Items from a dataset:
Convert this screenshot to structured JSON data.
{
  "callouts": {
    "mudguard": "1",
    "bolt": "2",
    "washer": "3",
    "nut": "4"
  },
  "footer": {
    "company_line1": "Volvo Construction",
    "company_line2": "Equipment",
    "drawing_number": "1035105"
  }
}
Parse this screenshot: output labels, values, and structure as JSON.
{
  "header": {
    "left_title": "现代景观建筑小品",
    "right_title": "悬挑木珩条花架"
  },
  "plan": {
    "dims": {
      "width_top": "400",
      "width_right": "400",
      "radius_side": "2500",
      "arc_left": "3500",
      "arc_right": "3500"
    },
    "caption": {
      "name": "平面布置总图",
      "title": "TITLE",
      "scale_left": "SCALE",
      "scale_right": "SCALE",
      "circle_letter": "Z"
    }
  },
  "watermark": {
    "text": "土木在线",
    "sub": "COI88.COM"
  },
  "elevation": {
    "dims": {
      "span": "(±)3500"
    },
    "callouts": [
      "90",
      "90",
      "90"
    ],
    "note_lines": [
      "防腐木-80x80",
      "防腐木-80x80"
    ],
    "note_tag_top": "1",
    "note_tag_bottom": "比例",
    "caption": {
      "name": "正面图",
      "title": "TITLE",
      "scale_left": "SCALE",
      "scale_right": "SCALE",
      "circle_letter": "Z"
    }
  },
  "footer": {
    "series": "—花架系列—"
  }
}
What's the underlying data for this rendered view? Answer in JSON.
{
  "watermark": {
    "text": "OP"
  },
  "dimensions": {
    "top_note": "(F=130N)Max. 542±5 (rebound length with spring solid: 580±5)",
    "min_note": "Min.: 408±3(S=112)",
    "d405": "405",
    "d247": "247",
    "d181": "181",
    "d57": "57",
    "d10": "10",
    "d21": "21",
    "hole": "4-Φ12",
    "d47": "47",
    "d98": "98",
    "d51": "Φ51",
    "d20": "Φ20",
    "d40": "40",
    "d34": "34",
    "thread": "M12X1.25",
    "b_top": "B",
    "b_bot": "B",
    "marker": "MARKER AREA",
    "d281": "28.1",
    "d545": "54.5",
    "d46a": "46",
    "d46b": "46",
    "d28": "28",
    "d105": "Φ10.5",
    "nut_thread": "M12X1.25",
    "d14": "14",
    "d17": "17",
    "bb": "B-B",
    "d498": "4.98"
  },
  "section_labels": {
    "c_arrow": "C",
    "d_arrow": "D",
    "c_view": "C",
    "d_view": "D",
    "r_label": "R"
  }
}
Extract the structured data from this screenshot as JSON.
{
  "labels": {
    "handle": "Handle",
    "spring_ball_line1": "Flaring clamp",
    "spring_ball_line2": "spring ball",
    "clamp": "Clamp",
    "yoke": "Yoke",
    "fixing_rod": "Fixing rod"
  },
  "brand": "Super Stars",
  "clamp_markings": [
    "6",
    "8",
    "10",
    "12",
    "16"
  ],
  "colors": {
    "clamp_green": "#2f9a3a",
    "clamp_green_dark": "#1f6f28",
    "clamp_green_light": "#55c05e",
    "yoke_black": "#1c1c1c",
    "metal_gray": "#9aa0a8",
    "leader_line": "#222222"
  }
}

WHAT YOU SHOULD DO:
Repeat only the lines from the one holding "Extract the structured" through the last line of the data.

SOLUTION TO THIS TASK:
Extract the structured data from this screenshot as JSON.
{
  "labels": {
    "handle": "Handle",
    "spring_ball_line1": "Flaring clamp",
    "spring_ball_line2": "spring ball",
    "clamp": "Clamp",
    "yoke": "Yoke",
    "fixing_rod": "Fixing rod"
  },
  "brand": "Super Stars",
  "clamp_markings": [
    "6",
    "8",
    "10",
    "12",
    "16"
  ],
  "colors": {
    "clamp_green": "#2f9a3a",
    "clamp_green_dark": "#1f6f28",
    "clamp_green_light": "#55c05e",
    "yoke_black": "#1c1c1c",
    "metal_gray": "#9aa0a8",
    "leader_line": "#222222"
  }
}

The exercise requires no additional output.